Work to do: Copy, in full, each line of the material that holds the word "Article".

Dataset:
-------------------------
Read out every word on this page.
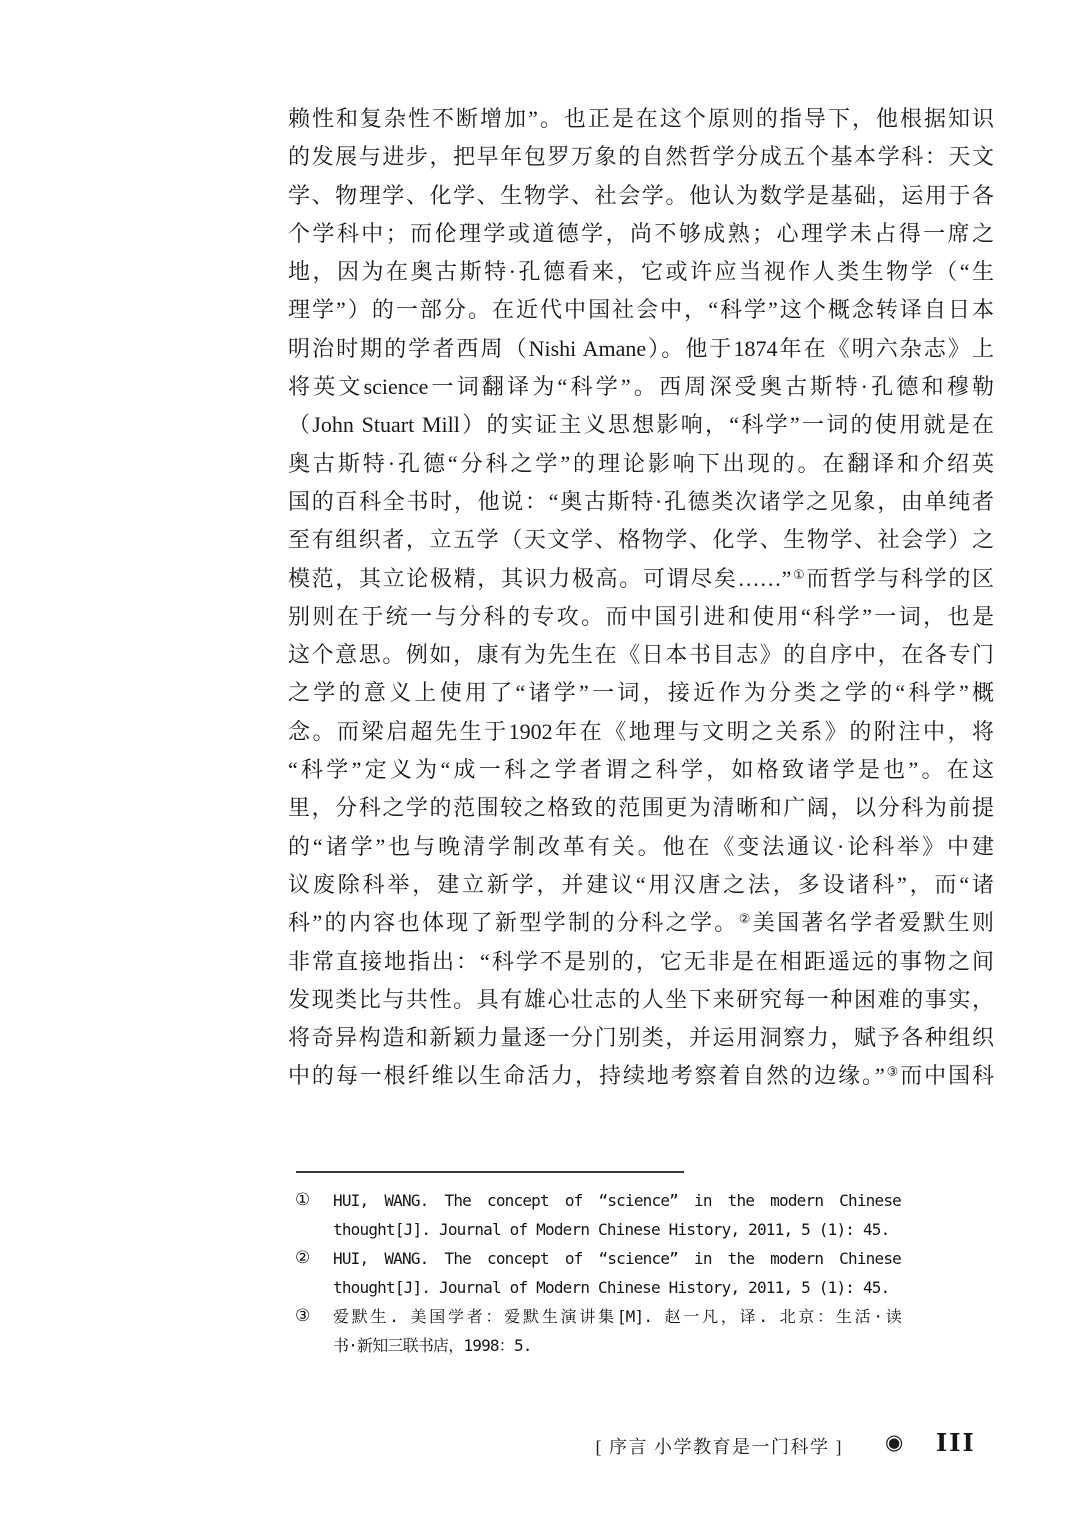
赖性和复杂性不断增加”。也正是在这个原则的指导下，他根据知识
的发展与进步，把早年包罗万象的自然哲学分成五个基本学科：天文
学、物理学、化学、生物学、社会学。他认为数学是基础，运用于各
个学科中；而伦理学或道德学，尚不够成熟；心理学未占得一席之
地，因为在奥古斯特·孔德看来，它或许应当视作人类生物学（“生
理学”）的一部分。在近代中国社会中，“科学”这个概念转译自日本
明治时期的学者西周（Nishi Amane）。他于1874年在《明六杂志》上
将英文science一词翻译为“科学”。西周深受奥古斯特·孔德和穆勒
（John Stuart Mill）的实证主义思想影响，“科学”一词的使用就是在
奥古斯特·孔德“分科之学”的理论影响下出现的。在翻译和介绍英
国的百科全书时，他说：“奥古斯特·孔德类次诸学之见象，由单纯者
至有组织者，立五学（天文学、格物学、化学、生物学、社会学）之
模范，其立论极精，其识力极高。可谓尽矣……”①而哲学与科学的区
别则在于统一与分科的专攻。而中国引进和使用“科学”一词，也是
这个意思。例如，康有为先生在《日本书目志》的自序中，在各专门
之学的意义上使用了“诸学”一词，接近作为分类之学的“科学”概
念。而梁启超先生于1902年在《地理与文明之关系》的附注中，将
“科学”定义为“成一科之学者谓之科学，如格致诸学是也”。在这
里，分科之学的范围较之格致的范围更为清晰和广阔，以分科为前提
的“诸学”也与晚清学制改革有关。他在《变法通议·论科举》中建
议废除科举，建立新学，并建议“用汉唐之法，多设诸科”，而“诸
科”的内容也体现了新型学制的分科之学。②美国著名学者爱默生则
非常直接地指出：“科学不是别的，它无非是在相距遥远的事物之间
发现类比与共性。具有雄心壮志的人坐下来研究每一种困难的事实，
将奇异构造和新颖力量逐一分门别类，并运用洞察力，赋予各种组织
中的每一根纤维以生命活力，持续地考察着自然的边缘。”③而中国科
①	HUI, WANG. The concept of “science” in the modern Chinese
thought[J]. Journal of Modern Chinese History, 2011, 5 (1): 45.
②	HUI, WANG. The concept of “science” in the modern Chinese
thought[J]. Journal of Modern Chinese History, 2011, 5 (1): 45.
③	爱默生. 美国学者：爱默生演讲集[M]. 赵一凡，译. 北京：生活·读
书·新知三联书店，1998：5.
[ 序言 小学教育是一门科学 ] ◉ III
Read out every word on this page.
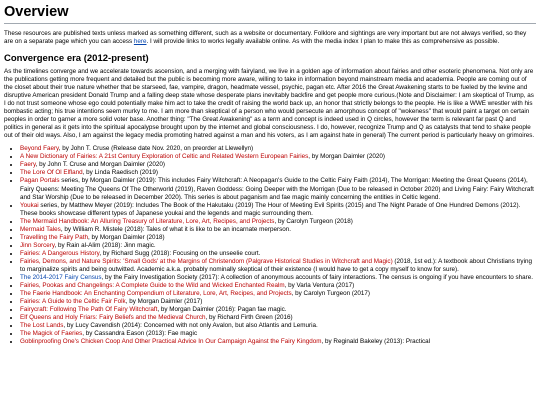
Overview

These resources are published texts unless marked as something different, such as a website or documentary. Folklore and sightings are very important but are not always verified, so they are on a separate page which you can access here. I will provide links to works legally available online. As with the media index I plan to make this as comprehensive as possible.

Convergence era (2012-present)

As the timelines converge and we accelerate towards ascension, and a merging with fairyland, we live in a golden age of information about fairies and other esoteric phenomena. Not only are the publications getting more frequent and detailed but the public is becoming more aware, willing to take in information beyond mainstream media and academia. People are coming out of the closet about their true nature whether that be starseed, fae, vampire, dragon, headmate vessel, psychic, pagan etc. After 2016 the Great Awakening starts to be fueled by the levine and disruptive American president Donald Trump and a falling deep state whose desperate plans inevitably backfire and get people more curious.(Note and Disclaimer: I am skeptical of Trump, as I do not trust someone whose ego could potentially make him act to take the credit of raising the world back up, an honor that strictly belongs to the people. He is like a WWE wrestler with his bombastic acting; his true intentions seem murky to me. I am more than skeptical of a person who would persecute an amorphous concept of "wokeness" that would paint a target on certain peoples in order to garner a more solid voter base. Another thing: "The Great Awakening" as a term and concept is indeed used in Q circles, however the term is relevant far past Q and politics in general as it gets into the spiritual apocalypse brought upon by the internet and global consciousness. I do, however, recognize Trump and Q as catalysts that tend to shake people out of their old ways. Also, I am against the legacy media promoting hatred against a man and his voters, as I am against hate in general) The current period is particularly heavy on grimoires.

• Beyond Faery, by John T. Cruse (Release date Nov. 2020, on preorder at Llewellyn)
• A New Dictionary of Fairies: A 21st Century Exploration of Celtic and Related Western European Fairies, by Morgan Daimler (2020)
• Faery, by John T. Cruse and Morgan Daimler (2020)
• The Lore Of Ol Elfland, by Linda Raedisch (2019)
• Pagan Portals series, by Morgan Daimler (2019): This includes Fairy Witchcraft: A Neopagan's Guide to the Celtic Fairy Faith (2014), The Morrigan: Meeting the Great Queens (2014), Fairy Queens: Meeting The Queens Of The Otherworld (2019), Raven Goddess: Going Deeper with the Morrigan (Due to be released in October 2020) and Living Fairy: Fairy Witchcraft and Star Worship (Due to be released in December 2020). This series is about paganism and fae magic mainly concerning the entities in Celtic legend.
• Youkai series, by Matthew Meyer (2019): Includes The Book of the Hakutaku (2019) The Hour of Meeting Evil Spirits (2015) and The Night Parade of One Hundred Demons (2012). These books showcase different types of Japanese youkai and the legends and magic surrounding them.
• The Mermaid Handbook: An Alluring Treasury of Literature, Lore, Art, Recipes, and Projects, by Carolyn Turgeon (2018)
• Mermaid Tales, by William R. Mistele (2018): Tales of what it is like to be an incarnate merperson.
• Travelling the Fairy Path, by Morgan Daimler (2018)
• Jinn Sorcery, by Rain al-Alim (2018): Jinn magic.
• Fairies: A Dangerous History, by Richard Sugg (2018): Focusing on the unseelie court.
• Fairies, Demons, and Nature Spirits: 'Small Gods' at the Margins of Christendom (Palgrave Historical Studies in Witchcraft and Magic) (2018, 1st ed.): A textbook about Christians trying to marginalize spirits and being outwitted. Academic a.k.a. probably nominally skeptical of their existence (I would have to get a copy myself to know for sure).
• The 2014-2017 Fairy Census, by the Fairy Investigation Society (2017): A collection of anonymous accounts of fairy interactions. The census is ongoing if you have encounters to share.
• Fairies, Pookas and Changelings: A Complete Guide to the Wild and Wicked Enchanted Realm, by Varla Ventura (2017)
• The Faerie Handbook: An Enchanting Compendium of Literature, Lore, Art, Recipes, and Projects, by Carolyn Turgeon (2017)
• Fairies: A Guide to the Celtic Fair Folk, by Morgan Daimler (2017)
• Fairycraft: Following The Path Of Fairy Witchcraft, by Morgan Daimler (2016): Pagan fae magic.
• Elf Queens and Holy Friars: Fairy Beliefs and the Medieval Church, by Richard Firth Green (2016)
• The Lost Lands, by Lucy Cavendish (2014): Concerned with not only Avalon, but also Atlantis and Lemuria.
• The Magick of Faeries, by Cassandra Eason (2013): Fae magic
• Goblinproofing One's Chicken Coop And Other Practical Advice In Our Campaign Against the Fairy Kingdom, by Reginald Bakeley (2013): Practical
-------------------------
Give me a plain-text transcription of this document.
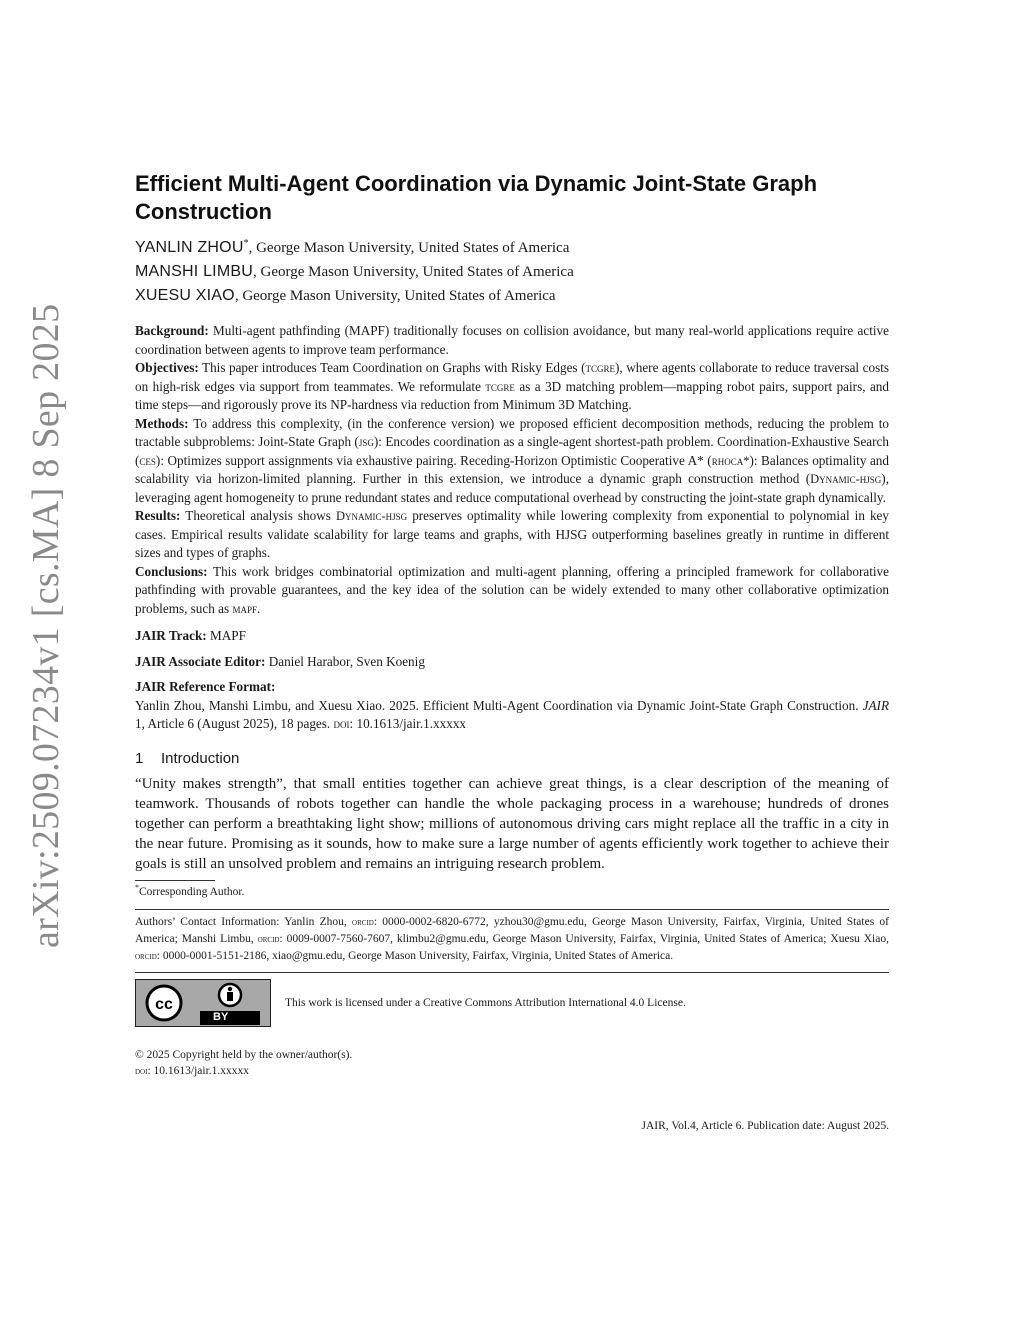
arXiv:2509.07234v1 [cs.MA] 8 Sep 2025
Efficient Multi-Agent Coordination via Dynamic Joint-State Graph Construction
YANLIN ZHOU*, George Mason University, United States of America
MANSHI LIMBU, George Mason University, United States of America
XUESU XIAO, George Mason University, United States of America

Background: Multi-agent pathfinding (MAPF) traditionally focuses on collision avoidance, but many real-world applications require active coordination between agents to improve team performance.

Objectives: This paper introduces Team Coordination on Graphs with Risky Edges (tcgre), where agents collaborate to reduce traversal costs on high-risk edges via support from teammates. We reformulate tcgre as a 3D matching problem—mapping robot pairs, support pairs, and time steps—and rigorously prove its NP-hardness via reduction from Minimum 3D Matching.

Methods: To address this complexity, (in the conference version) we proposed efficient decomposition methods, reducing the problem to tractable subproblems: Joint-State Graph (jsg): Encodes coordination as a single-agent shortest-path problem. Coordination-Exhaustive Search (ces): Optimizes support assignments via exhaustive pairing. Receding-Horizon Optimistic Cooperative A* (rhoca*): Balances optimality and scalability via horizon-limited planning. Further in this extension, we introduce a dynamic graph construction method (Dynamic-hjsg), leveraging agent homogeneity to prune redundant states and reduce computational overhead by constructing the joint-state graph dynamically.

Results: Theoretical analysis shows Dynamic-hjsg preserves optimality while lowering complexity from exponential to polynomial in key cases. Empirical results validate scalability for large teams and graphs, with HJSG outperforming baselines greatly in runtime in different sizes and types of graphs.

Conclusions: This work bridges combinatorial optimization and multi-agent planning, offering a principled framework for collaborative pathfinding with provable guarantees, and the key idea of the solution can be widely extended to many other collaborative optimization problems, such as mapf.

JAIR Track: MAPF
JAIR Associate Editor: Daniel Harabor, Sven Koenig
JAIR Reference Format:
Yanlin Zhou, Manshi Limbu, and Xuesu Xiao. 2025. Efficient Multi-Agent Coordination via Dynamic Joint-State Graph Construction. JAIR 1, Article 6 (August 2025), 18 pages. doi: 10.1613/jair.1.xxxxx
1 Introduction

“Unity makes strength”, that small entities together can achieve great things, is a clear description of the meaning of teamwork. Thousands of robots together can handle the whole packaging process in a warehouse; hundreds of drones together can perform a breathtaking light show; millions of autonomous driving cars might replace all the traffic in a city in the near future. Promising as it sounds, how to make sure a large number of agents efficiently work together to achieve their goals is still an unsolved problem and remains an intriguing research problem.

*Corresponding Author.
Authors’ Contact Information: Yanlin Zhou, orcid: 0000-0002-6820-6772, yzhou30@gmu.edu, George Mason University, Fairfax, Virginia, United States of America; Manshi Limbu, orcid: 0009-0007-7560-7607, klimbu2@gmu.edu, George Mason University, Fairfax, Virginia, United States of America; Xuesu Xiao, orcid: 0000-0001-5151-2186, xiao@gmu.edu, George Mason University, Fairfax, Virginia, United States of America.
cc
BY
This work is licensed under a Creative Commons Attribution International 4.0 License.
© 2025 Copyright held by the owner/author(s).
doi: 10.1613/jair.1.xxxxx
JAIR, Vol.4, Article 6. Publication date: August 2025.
-------------------------
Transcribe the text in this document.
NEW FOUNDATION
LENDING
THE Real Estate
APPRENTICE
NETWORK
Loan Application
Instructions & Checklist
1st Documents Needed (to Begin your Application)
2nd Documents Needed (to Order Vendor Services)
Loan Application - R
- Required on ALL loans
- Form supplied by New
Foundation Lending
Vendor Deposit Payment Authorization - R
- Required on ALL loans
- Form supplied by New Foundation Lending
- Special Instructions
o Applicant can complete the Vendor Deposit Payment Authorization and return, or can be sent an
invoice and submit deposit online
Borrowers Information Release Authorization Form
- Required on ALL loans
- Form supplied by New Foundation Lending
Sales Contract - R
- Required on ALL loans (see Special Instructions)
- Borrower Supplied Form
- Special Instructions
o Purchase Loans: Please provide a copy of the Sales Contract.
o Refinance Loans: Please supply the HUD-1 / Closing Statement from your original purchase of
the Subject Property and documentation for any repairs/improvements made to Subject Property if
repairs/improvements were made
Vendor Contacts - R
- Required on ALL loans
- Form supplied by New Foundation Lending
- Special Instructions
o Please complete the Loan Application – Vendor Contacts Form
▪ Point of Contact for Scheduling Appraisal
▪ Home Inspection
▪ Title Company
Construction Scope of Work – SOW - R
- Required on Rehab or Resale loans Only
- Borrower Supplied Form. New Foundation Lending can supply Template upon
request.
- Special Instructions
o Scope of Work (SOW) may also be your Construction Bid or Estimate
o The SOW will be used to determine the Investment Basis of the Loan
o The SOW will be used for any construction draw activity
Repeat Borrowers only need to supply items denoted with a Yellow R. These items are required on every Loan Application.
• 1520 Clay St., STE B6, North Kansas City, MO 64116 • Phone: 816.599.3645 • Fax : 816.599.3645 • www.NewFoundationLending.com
-------------------------
Problem solution:
Yanlin Zhou, Manshi Limbu, and Xuesu Xiao. 2025. Efficient Multi-Agent Coordination via Dynamic Joint-State Graph Construction. JAIR 1, Article 6 (August 2025), 18 pages. doi: 10.1613/jair.1.xxxxx
JAIR, Vol.4, Article 6. Publication date: August 2025.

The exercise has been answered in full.